_Exercise goal_.
Give the number of lines in the data that hold the string "JSON". Nothing else is needed.

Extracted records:

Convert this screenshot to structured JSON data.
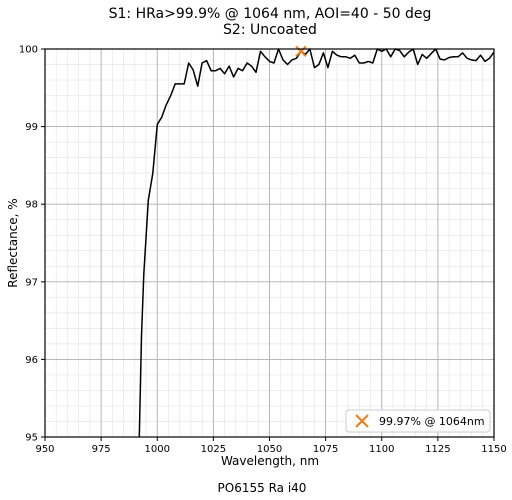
{
  "chart_data": {
    "type": "line",
    "title": "S1: HRa>99.9% @ 1064 nm, AOI=40 - 50 deg",
    "subtitle": "S2: Uncoated",
    "xlabel": "Wavelength, nm",
    "ylabel": "Reflectance, %",
    "xlim": [
      950,
      1150
    ],
    "ylim": [
      95,
      100
    ],
    "xticks": [
      950,
      975,
      1000,
      1025,
      1050,
      1075,
      1100,
      1125,
      1150
    ],
    "yticks": [
      95,
      96,
      97,
      98,
      99,
      100
    ],
    "grid": true,
    "legend_position": "lower-right",
    "series": [
      {
        "color": "#000000",
        "x": [
          992,
          993,
          994,
          996,
          998,
          1000,
          1002,
          1004,
          1006,
          1008,
          1010,
          1012,
          1014,
          1016,
          1018,
          1020,
          1022,
          1024,
          1026,
          1028,
          1030,
          1032,
          1034,
          1036,
          1038,
          1040,
          1042,
          1044,
          1046,
          1048,
          1050,
          1052,
          1054,
          1056,
          1058,
          1060,
          1062,
          1064,
          1066,
          1068,
          1070,
          1072,
          1074,
          1076,
          1078,
          1080,
          1082,
          1084,
          1086,
          1088,
          1090,
          1092,
          1094,
          1096,
          1098,
          1100,
          1102,
          1104,
          1106,
          1108,
          1110,
          1112,
          1114,
          1116,
          1118,
          1120,
          1122,
          1124,
          1126,
          1128,
          1130,
          1132,
          1134,
          1136,
          1138,
          1140,
          1142,
          1144,
          1146,
          1148,
          1150
        ],
        "y": [
          95.0,
          96.3,
          97.1,
          98.05,
          98.4,
          99.03,
          99.12,
          99.28,
          99.4,
          99.55,
          99.55,
          99.55,
          99.82,
          99.73,
          99.52,
          99.82,
          99.85,
          99.72,
          99.72,
          99.75,
          99.68,
          99.78,
          99.64,
          99.75,
          99.72,
          99.82,
          99.78,
          99.7,
          99.97,
          99.9,
          99.84,
          99.82,
          100.0,
          99.86,
          99.8,
          99.86,
          99.88,
          99.97,
          99.93,
          100.0,
          99.76,
          99.8,
          99.95,
          99.76,
          99.97,
          99.92,
          99.9,
          99.9,
          99.88,
          99.92,
          99.82,
          99.82,
          99.84,
          99.82,
          100.0,
          99.97,
          100.0,
          99.9,
          100.0,
          99.98,
          99.9,
          99.96,
          100.0,
          99.8,
          99.93,
          99.88,
          99.94,
          100.0,
          99.87,
          99.86,
          99.89,
          99.9,
          99.9,
          99.95,
          99.88,
          99.86,
          99.85,
          99.92,
          99.84,
          99.88,
          99.96
        ]
      }
    ],
    "marker": {
      "x": 1064,
      "y": 99.97,
      "color": "#f07f19",
      "label": "99.97% @ 1064nm"
    }
  },
  "footer": {
    "caption": "PO6155 Ra i40"
  }
}
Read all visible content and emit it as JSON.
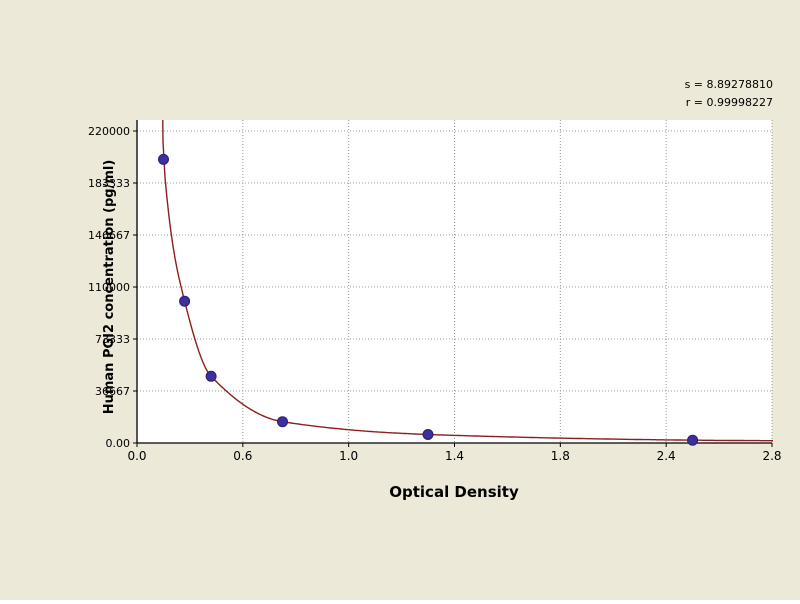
{
  "annotations": {
    "s_value": "s = 8.89278810",
    "r_value": "r = 0.99998227"
  },
  "colors": {
    "background": "#ece9d8",
    "plot_background": "#ffffff",
    "grid": "#999999",
    "axis": "#000000",
    "curve": "#8b1e1e",
    "marker": "#3d2f9c",
    "marker_edge": "#2a2070",
    "text": "#000000"
  },
  "chart_data": {
    "type": "scatter",
    "title": "",
    "xlabel": "Optical Density",
    "ylabel": "Human PGI2 concentration (pg/ml)",
    "x_ticks": [
      "0.0",
      "0.6",
      "1.0",
      "1.4",
      "1.8",
      "2.4",
      "2.8"
    ],
    "y_ticks": [
      "0.00",
      "36667",
      "73333",
      "110000",
      "146667",
      "183333",
      "220000"
    ],
    "xlim": [
      0.0,
      2.8
    ],
    "ylim": [
      0,
      220000
    ],
    "grid": true,
    "legend": false,
    "series": [
      {
        "name": "standard-points",
        "type": "scatter",
        "x": [
          0.15,
          0.27,
          0.42,
          0.75,
          1.3,
          2.5
        ],
        "y": [
          200000,
          100000,
          47000,
          15000,
          6000,
          2000
        ]
      },
      {
        "name": "fitted-curve",
        "type": "line"
      }
    ]
  }
}
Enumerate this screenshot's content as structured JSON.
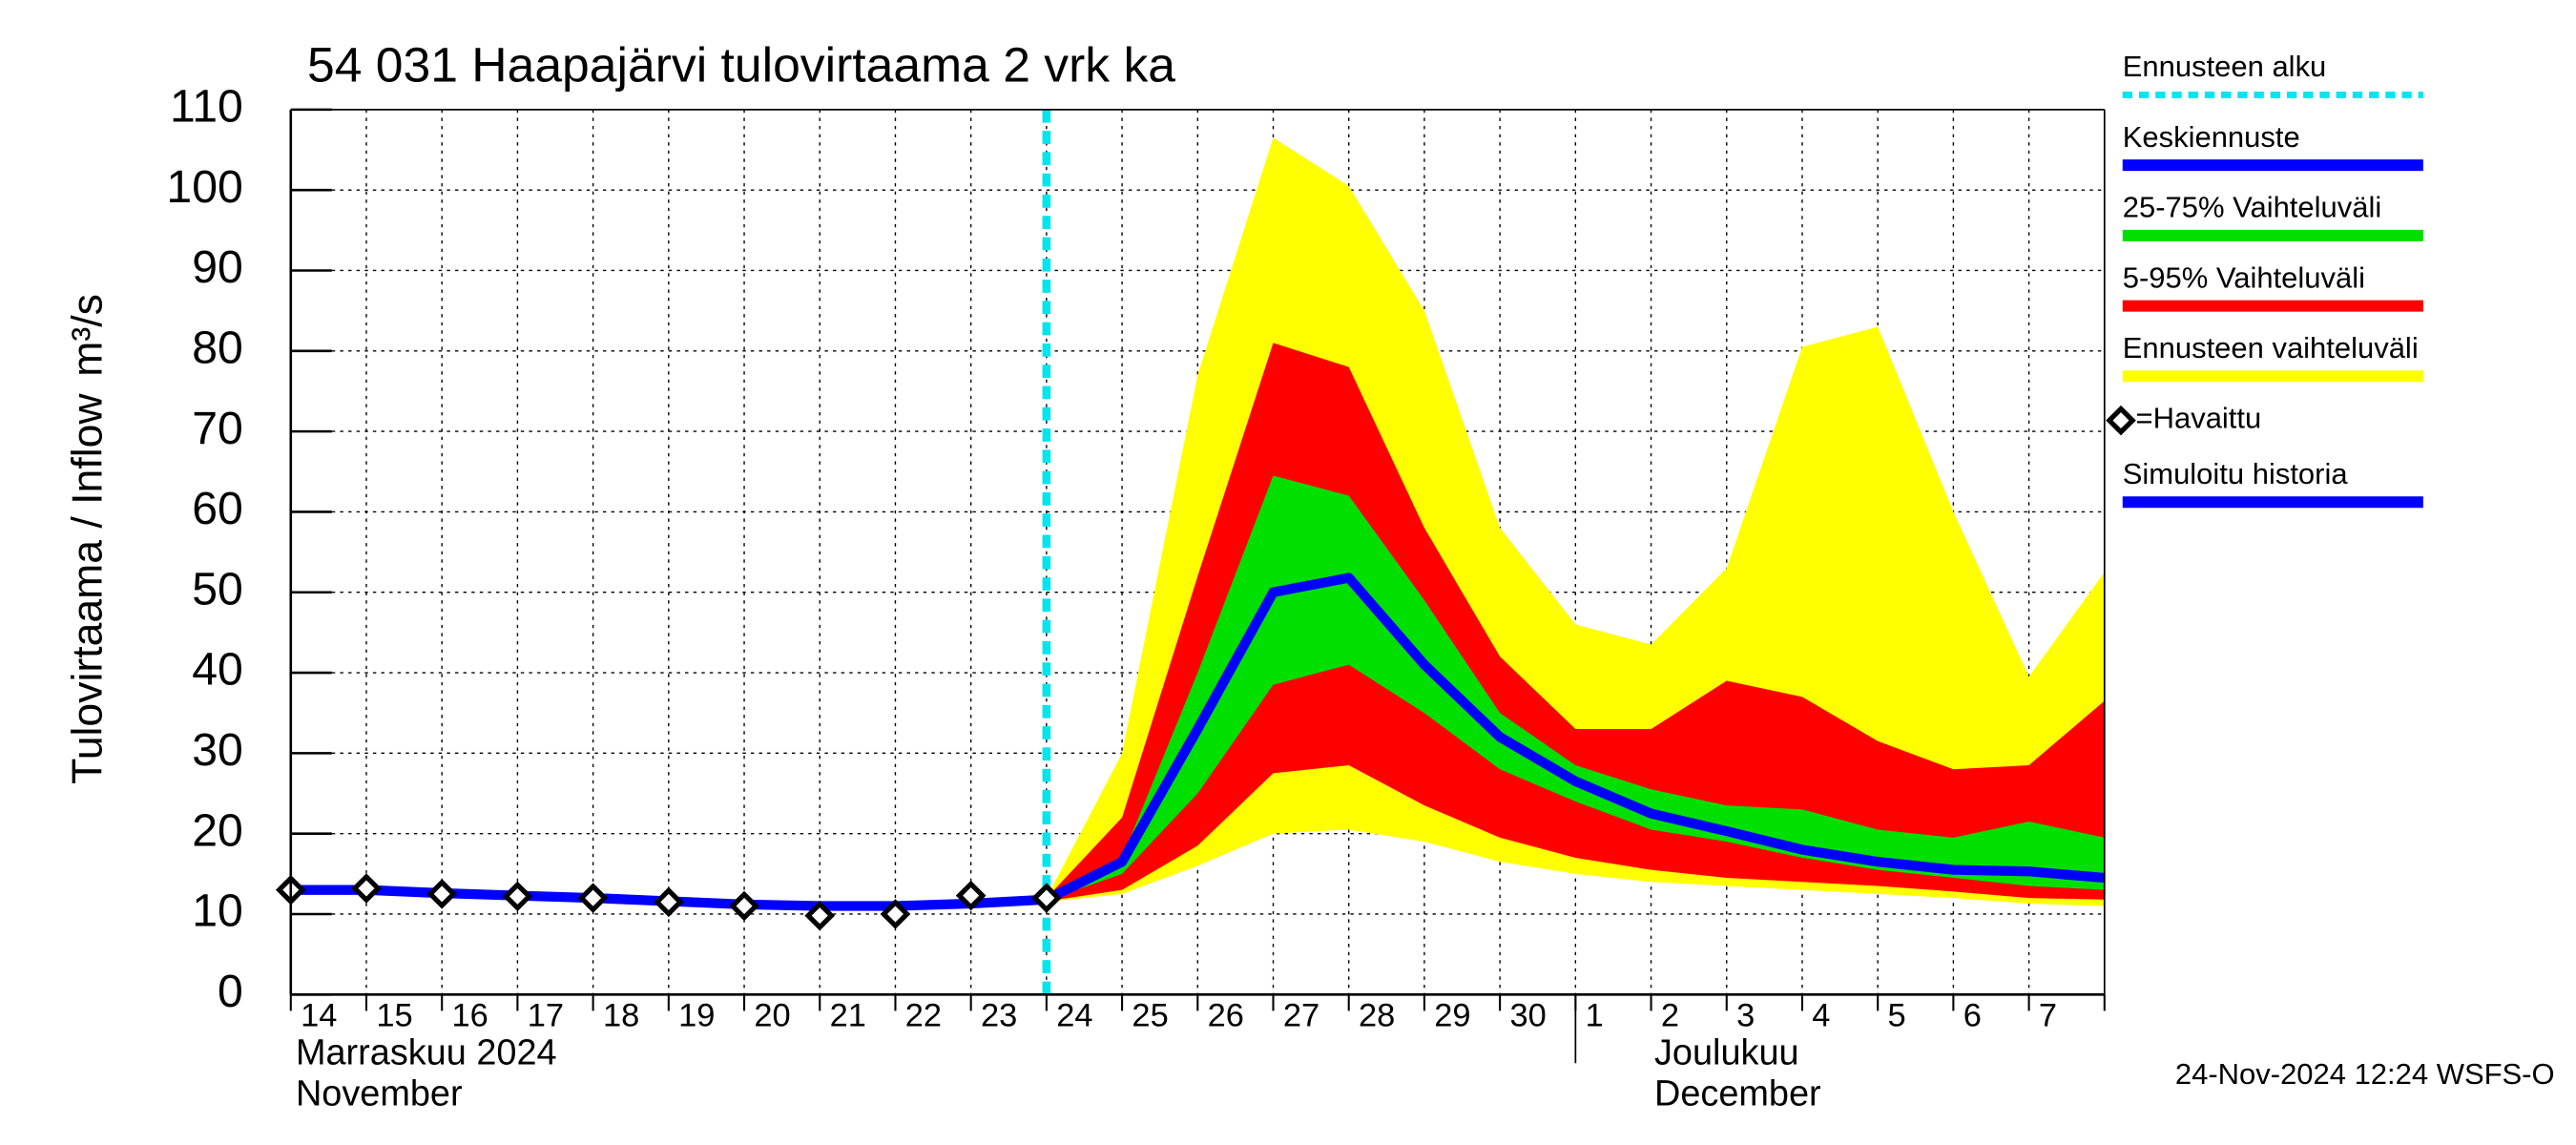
{
  "chart_data": {
    "type": "line",
    "title": "54 031 Haapajärvi tulovirtaama 2 vrk ka",
    "y_label": "Tulovirtaama / Inflow",
    "y_unit": "m³/s",
    "categories": [
      "14",
      "15",
      "16",
      "17",
      "18",
      "19",
      "20",
      "21",
      "22",
      "23",
      "24",
      "25",
      "26",
      "27",
      "28",
      "29",
      "30",
      "1",
      "2",
      "3",
      "4",
      "5",
      "6",
      "7",
      null
    ],
    "month_labels": [
      "Marraskuu 2024",
      "November",
      "Joulukuu",
      "December"
    ],
    "timestamp": "24-Nov-2024 12:24 WSFS-O",
    "ylim": [
      0,
      110
    ],
    "yticks": [
      0,
      10,
      20,
      30,
      40,
      50,
      60,
      70,
      80,
      90,
      100,
      110
    ],
    "grid": true,
    "series": [
      {
        "name": "Ennusteen alku",
        "kind": "vline",
        "color": "#00e5ee",
        "x": 10
      },
      {
        "name": "Keskiennuste",
        "kind": "line",
        "color": "#0000ff",
        "values": [
          null,
          null,
          null,
          null,
          null,
          null,
          null,
          null,
          null,
          null,
          11.8,
          16.5,
          33,
          50,
          51.8,
          41,
          32,
          26.5,
          22.5,
          20.3,
          18,
          16.5,
          15.5,
          15.3,
          14.5
        ]
      },
      {
        "name": "25-75% Vaihteluväli",
        "kind": "band",
        "color": "#00e000",
        "values": [
          null,
          null,
          null,
          null,
          null,
          null,
          null,
          null,
          null,
          null,
          11.9,
          17,
          40,
          64.5,
          62,
          49,
          35,
          28.5,
          25.5,
          23.5,
          23,
          20.5,
          19.5,
          21.5,
          19.5
        ],
        "low": [
          null,
          null,
          null,
          null,
          null,
          null,
          null,
          null,
          null,
          null,
          11.7,
          15,
          25,
          38.5,
          41,
          35,
          28,
          24,
          20.5,
          19,
          17,
          15.5,
          14.5,
          13.5,
          13
        ]
      },
      {
        "name": "5-95% Vaihteluväli",
        "kind": "band",
        "color": "#ff0000",
        "values": [
          null,
          null,
          null,
          null,
          null,
          null,
          null,
          null,
          null,
          null,
          12,
          22,
          52,
          81,
          78,
          58,
          42,
          33,
          33,
          39,
          37,
          31.5,
          28,
          28.5,
          36.5
        ],
        "low": [
          null,
          null,
          null,
          null,
          null,
          null,
          null,
          null,
          null,
          null,
          11.6,
          13,
          18.5,
          27.5,
          28.5,
          23.5,
          19.5,
          17,
          15.5,
          14.5,
          14,
          13.5,
          12.8,
          12,
          11.8
        ]
      },
      {
        "name": "Ennusteen vaihteluväli",
        "kind": "band",
        "color": "#ffff00",
        "values": [
          null,
          null,
          null,
          null,
          null,
          null,
          null,
          null,
          null,
          null,
          12,
          30,
          77,
          106.5,
          100.5,
          85,
          58,
          46,
          43.5,
          53,
          80.5,
          83,
          60,
          39.5,
          52.5
        ],
        "low": [
          null,
          null,
          null,
          null,
          null,
          null,
          null,
          null,
          null,
          null,
          11.5,
          12.5,
          16,
          20,
          20.5,
          19,
          16.5,
          15,
          14,
          13.5,
          13,
          12.5,
          12,
          11.3,
          11
        ]
      },
      {
        "name": "=Havaittu",
        "kind": "marker",
        "color": "#000000",
        "values": [
          13,
          13.2,
          12.5,
          12.2,
          12,
          11.5,
          11,
          9.8,
          10,
          12.3,
          12,
          null,
          null,
          null,
          null,
          null,
          null,
          null,
          null,
          null,
          null,
          null,
          null,
          null,
          null
        ]
      },
      {
        "name": "Simuloitu historia",
        "kind": "line",
        "color": "#0000ff",
        "values": [
          13,
          13,
          12.6,
          12.3,
          12,
          11.6,
          11.2,
          11,
          11,
          11.3,
          11.8,
          null,
          null,
          null,
          null,
          null,
          null,
          null,
          null,
          null,
          null,
          null,
          null,
          null,
          null
        ]
      }
    ]
  }
}
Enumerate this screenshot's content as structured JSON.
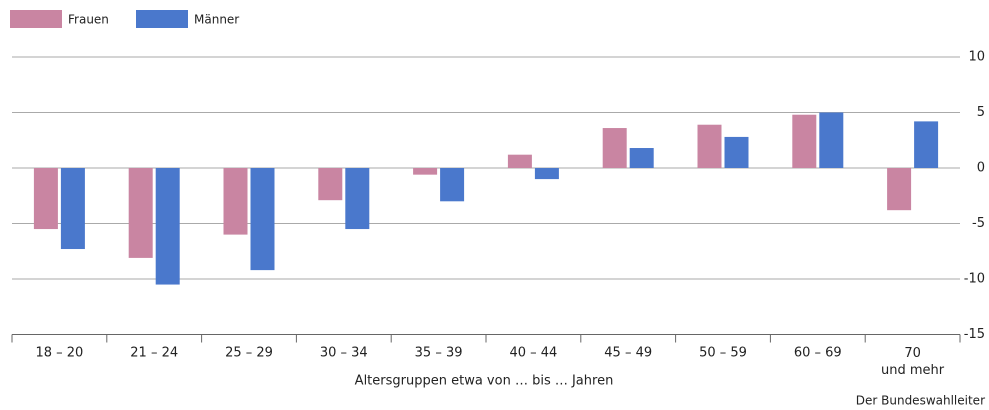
{
  "chart_data": {
    "type": "bar",
    "categories": [
      "18 – 20",
      "21 – 24",
      "25 – 29",
      "30 – 34",
      "35 – 39",
      "40 – 44",
      "45 – 49",
      "50 – 59",
      "60 – 69",
      "70\nund mehr"
    ],
    "series": [
      {
        "name": "Frauen",
        "color": "#c985a2",
        "values": [
          -5.5,
          -8.1,
          -6.0,
          -2.9,
          -0.6,
          1.2,
          3.6,
          3.9,
          4.8,
          -3.8
        ]
      },
      {
        "name": "Männer",
        "color": "#4a78cc",
        "values": [
          -7.3,
          -10.5,
          -9.2,
          -5.5,
          -3.0,
          -1.0,
          1.8,
          2.8,
          5.0,
          4.2
        ]
      }
    ],
    "ylim": [
      -15,
      10
    ],
    "yticks": [
      -15,
      -10,
      -5,
      0,
      5,
      10
    ],
    "grid": true,
    "xlabel": "Altersgruppen etwa von … bis … Jahren",
    "source": "Der Bundeswahlleiter",
    "legend": "top-left"
  }
}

_Answer below_.
4